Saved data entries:
..............................

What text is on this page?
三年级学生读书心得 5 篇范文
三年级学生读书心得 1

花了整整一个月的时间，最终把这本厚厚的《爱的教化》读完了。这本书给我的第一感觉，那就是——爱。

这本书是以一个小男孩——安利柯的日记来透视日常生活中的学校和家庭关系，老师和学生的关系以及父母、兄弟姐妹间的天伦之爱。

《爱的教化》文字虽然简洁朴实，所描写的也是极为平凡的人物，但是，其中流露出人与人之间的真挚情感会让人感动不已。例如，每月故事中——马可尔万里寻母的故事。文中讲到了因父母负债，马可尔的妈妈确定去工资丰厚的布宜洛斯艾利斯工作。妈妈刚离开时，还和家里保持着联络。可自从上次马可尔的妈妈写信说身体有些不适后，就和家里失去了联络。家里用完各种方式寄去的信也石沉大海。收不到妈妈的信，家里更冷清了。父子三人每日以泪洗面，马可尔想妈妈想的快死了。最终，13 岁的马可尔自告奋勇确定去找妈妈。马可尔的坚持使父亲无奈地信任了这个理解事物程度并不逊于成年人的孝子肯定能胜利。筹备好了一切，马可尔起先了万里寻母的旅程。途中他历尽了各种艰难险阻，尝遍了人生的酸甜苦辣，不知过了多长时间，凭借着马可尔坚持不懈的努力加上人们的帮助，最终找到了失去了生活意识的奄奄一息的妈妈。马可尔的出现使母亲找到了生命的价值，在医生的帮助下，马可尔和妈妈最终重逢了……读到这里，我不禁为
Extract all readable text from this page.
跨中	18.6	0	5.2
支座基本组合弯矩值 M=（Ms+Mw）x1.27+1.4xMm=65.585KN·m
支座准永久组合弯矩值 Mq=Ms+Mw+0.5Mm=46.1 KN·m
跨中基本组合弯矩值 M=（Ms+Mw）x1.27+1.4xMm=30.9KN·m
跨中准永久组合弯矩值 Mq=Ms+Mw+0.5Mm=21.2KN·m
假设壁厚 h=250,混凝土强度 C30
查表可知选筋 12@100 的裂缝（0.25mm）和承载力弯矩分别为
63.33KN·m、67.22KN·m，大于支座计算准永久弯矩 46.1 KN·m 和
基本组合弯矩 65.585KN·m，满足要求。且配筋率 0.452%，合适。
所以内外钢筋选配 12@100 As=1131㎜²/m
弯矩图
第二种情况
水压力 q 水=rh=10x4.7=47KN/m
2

..............................

THE PROBLEM - Reproduce all the records precisely.

THE OUTPUT -
What text is on this page?
三年级学生读书心得 5 篇范文
三年级学生读书心得 1

花了整整一个月的时间，最终把这本厚厚的《爱的教化》读完了。这本书给我的第一感觉，那就是——爱。

这本书是以一个小男孩——安利柯的日记来透视日常生活中的学校和家庭关系，老师和学生的关系以及父母、兄弟姐妹间的天伦之爱。

《爱的教化》文字虽然简洁朴实，所描写的也是极为平凡的人物，但是，其中流露出人与人之间的真挚情感会让人感动不已。例如，每月故事中——马可尔万里寻母的故事。文中讲到了因父母负债，马可尔的妈妈确定去工资丰厚的布宜洛斯艾利斯工作。妈妈刚离开时，还和家里保持着联络。可自从上次马可尔的妈妈写信说身体有些不适后，就和家里失去了联络。家里用完各种方式寄去的信也石沉大海。收不到妈妈的信，家里更冷清了。父子三人每日以泪洗面，马可尔想妈妈想的快死了。最终，13 岁的马可尔自告奋勇确定去找妈妈。马可尔的坚持使父亲无奈地信任了这个理解事物程度并不逊于成年人的孝子肯定能胜利。筹备好了一切，马可尔起先了万里寻母的旅程。途中他历尽了各种艰难险阻，尝遍了人生的酸甜苦辣，不知过了多长时间，凭借着马可尔坚持不懈的努力加上人们的帮助，最终找到了失去了生活意识的奄奄一息的妈妈。马可尔的出现使母亲找到了生命的价值，在医生的帮助下，马可尔和妈妈最终重逢了……读到这里，我不禁为
Extract all readable text from this page.
跨中	18.6	0	5.2
支座基本组合弯矩值 M=（Ms+Mw）x1.27+1.4xMm=65.585KN·m
支座准永久组合弯矩值 Mq=Ms+Mw+0.5Mm=46.1 KN·m
跨中基本组合弯矩值 M=（Ms+Mw）x1.27+1.4xMm=30.9KN·m
跨中准永久组合弯矩值 Mq=Ms+Mw+0.5Mm=21.2KN·m
假设壁厚 h=250,混凝土强度 C30
查表可知选筋 12@100 的裂缝（0.25mm）和承载力弯矩分别为
63.33KN·m、67.22KN·m，大于支座计算准永久弯矩 46.1 KN·m 和
基本组合弯矩 65.585KN·m，满足要求。且配筋率 0.452%，合适。
所以内外钢筋选配 12@100 As=1131㎜²/m
弯矩图
第二种情况
水压力 q 水=rh=10x4.7=47KN/m
2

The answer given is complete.